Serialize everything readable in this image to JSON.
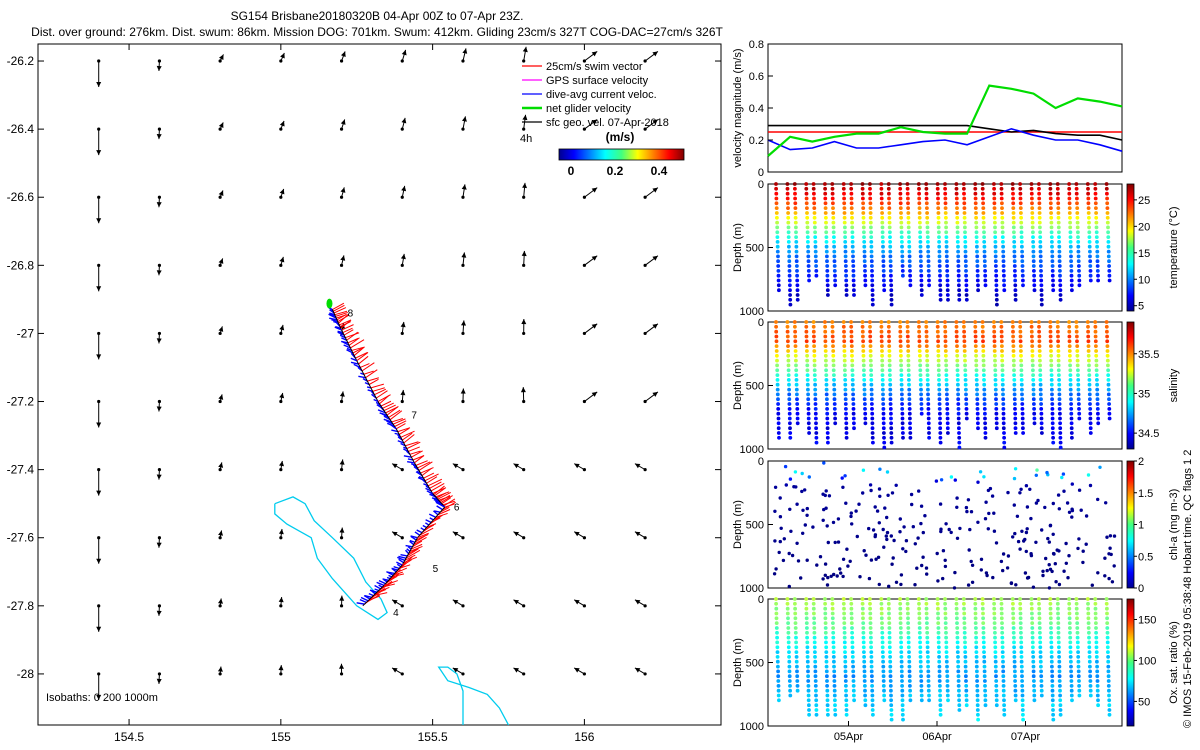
{
  "title": {
    "line1": "SG154 Brisbane20180320B 04-Apr 00Z to 07-Apr 23Z.",
    "line2": "Dist. over ground: 276km. Dist. swum: 86km. Mission DOG: 701km. Swum: 412km. Gliding 23cm/s 327T COG-DAC=27cm/s 326T"
  },
  "credit": "© IMOS 15-Feb-2019 05:38:48 Hobart time. QC flags 1  2",
  "colors": {
    "swim": "#ff0000",
    "gps": "#ff00ff",
    "dac": "#0000ff",
    "net": "#00dd00",
    "sfc": "#000000",
    "isobath": "#00ccee",
    "axis": "#000000"
  },
  "chart_data": [
    {
      "id": "map",
      "type": "scatter",
      "xlabel": "Longitude",
      "ylabel": "Latitude",
      "xlim": [
        154.2,
        156.45
      ],
      "ylim": [
        -28.15,
        -26.15
      ],
      "xticks": [
        154.5,
        155,
        155.5,
        156
      ],
      "xtick_labels": [
        "154.5",
        "155",
        "155.5",
        "156"
      ],
      "yticks": [
        -26.2,
        -26.4,
        -26.6,
        -26.8,
        -27,
        -27.2,
        -27.4,
        -27.6,
        -27.8,
        -28
      ],
      "ytick_labels": [
        "-26.2",
        "-26.4",
        "-26.6",
        "-26.8",
        "-27",
        "-27.2",
        "-27.4",
        "-27.6",
        "-27.8",
        "-28"
      ],
      "legend": {
        "placement": "top-right",
        "entries": [
          {
            "label": "25cm/s swim vector",
            "color": "#ff0000"
          },
          {
            "label": "GPS surface velocity",
            "color": "#ff00ff"
          },
          {
            "label": "dive-avg current veloc.",
            "color": "#0000ff"
          },
          {
            "label": "net glider velocity",
            "color": "#00dd00"
          },
          {
            "label": "sfc geo. vel. 07-Apr-2018",
            "color": "#000000"
          }
        ],
        "scale_label": "4h",
        "colorbar_title": "(m/s)",
        "colorbar_ticks": [
          "0",
          "0.2",
          "0.4"
        ],
        "colorbar_range": [
          0,
          0.5
        ]
      },
      "isobath_label": "Isobaths: 0   200   1000m",
      "track": [
        [
          155.17,
          -26.93
        ],
        [
          155.2,
          -26.99
        ],
        [
          155.25,
          -27.08
        ],
        [
          155.32,
          -27.2
        ],
        [
          155.38,
          -27.28
        ],
        [
          155.44,
          -27.38
        ],
        [
          155.5,
          -27.47
        ],
        [
          155.54,
          -27.51
        ],
        [
          155.45,
          -27.6
        ],
        [
          155.4,
          -27.68
        ],
        [
          155.34,
          -27.74
        ],
        [
          155.27,
          -27.8
        ]
      ],
      "day_labels": [
        {
          "label": "8",
          "lon": 155.22,
          "lat": -26.95
        },
        {
          "label": "7",
          "lon": 155.43,
          "lat": -27.25
        },
        {
          "label": "6",
          "lon": 155.57,
          "lat": -27.52
        },
        {
          "label": "5",
          "lon": 155.5,
          "lat": -27.7
        },
        {
          "label": "4",
          "lon": 155.37,
          "lat": -27.83
        }
      ],
      "isobaths": [
        [
          [
            154.98,
            -27.5
          ],
          [
            155.04,
            -27.48
          ],
          [
            155.08,
            -27.5
          ],
          [
            155.11,
            -27.55
          ],
          [
            155.17,
            -27.6
          ],
          [
            155.24,
            -27.66
          ],
          [
            155.28,
            -27.73
          ],
          [
            155.33,
            -27.78
          ],
          [
            155.35,
            -27.82
          ],
          [
            155.32,
            -27.84
          ],
          [
            155.25,
            -27.8
          ],
          [
            155.17,
            -27.72
          ],
          [
            155.12,
            -27.66
          ],
          [
            155.1,
            -27.6
          ],
          [
            155.06,
            -27.58
          ],
          [
            155.02,
            -27.56
          ],
          [
            154.98,
            -27.53
          ],
          [
            154.98,
            -27.5
          ]
        ],
        [
          [
            155.75,
            -28.15
          ],
          [
            155.72,
            -28.1
          ],
          [
            155.68,
            -28.06
          ],
          [
            155.62,
            -28.04
          ],
          [
            155.55,
            -28.02
          ],
          [
            155.52,
            -27.98
          ],
          [
            155.55,
            -27.98
          ],
          [
            155.58,
            -28.0
          ],
          [
            155.6,
            -28.05
          ],
          [
            155.6,
            -28.15
          ]
        ]
      ]
    },
    {
      "id": "velocity",
      "type": "line",
      "xlabel": "",
      "ylabel": "velocity magnitude (m/s)",
      "ylim": [
        0,
        0.8
      ],
      "yticks": [
        "0",
        "0.2",
        "0.4",
        "0.6",
        "0.8"
      ],
      "x": [
        0,
        0.25,
        0.5,
        0.75,
        1,
        1.25,
        1.5,
        1.75,
        2,
        2.25,
        2.5,
        2.75,
        3,
        3.25,
        3.5,
        3.75,
        4
      ],
      "series": [
        {
          "name": "25cm/s swim vector",
          "color": "#ff0000",
          "values": [
            0.25,
            0.25,
            0.25,
            0.25,
            0.25,
            0.25,
            0.25,
            0.25,
            0.25,
            0.25,
            0.25,
            0.25,
            0.25,
            0.25,
            0.25,
            0.25,
            0.25
          ]
        },
        {
          "name": "GPS surface velocity",
          "color": "#000000",
          "values": [
            0.29,
            0.29,
            0.29,
            0.29,
            0.29,
            0.29,
            0.29,
            0.29,
            0.29,
            0.29,
            0.27,
            0.25,
            0.26,
            0.24,
            0.23,
            0.23,
            0.2
          ]
        },
        {
          "name": "dive-avg current veloc.",
          "color": "#0000ff",
          "values": [
            0.2,
            0.14,
            0.15,
            0.19,
            0.15,
            0.15,
            0.17,
            0.19,
            0.2,
            0.17,
            0.22,
            0.27,
            0.23,
            0.2,
            0.2,
            0.17,
            0.13
          ]
        },
        {
          "name": "net glider velocity",
          "color": "#00dd00",
          "values": [
            0.1,
            0.22,
            0.19,
            0.22,
            0.24,
            0.24,
            0.28,
            0.25,
            0.24,
            0.24,
            0.54,
            0.52,
            0.49,
            0.4,
            0.46,
            0.44,
            0.41
          ]
        }
      ]
    },
    {
      "id": "temperature",
      "type": "heatmap",
      "ylabel": "Depth (m)",
      "yticks": [
        "0",
        "500",
        "1000"
      ],
      "ylim": [
        1000,
        0
      ],
      "colorbar_label": "temperature (°C)",
      "colorbar_ticks": [
        "5",
        "10",
        "15",
        "20",
        "25"
      ],
      "colorbar_range": [
        4,
        28
      ],
      "profile": [
        [
          0,
          27
        ],
        [
          100,
          25
        ],
        [
          200,
          22
        ],
        [
          300,
          18
        ],
        [
          400,
          14
        ],
        [
          550,
          10
        ],
        [
          700,
          8
        ],
        [
          850,
          6
        ],
        [
          1000,
          5
        ]
      ]
    },
    {
      "id": "salinity",
      "type": "heatmap",
      "ylabel": "Depth (m)",
      "yticks": [
        "0",
        "500",
        "1000"
      ],
      "ylim": [
        1000,
        0
      ],
      "colorbar_label": "salinity",
      "colorbar_ticks": [
        "34.5",
        "35",
        "35.5"
      ],
      "colorbar_range": [
        34.3,
        35.9
      ],
      "profile": [
        [
          0,
          35.5
        ],
        [
          150,
          35.6
        ],
        [
          250,
          35.3
        ],
        [
          400,
          35.0
        ],
        [
          550,
          34.7
        ],
        [
          700,
          34.5
        ],
        [
          850,
          34.45
        ],
        [
          1000,
          34.5
        ]
      ]
    },
    {
      "id": "chla",
      "type": "heatmap",
      "ylabel": "Depth (m)",
      "yticks": [
        "0",
        "500",
        "1000"
      ],
      "ylim": [
        1000,
        0
      ],
      "colorbar_label": "chl-a (mg m-3)",
      "colorbar_ticks": [
        "0",
        "0.5",
        "1",
        "1.5",
        "2"
      ],
      "colorbar_range": [
        0,
        2
      ],
      "profile": [
        [
          0,
          0.1
        ],
        [
          80,
          0.5
        ],
        [
          120,
          0.3
        ],
        [
          200,
          0.05
        ],
        [
          1000,
          0.0
        ]
      ]
    },
    {
      "id": "oxygen",
      "type": "heatmap",
      "ylabel": "Depth (m)",
      "yticks": [
        "0",
        "500",
        "1000"
      ],
      "ylim": [
        1000,
        0
      ],
      "xticks": [
        "05Apr",
        "06Apr",
        "07Apr"
      ],
      "colorbar_label": "Ox. sat. ratio (%)",
      "colorbar_ticks": [
        "50",
        "100",
        "150"
      ],
      "colorbar_range": [
        20,
        175
      ],
      "profile": [
        [
          0,
          105
        ],
        [
          200,
          95
        ],
        [
          400,
          75
        ],
        [
          600,
          62
        ],
        [
          800,
          70
        ],
        [
          1000,
          75
        ]
      ]
    }
  ]
}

-------

▶ **Goal of the exercise**
Looking at the data above, show all lines where the word "salinity" occurs.

▶ **Output below**
      "id": "salinity",
      "colorbar_label": "salinity",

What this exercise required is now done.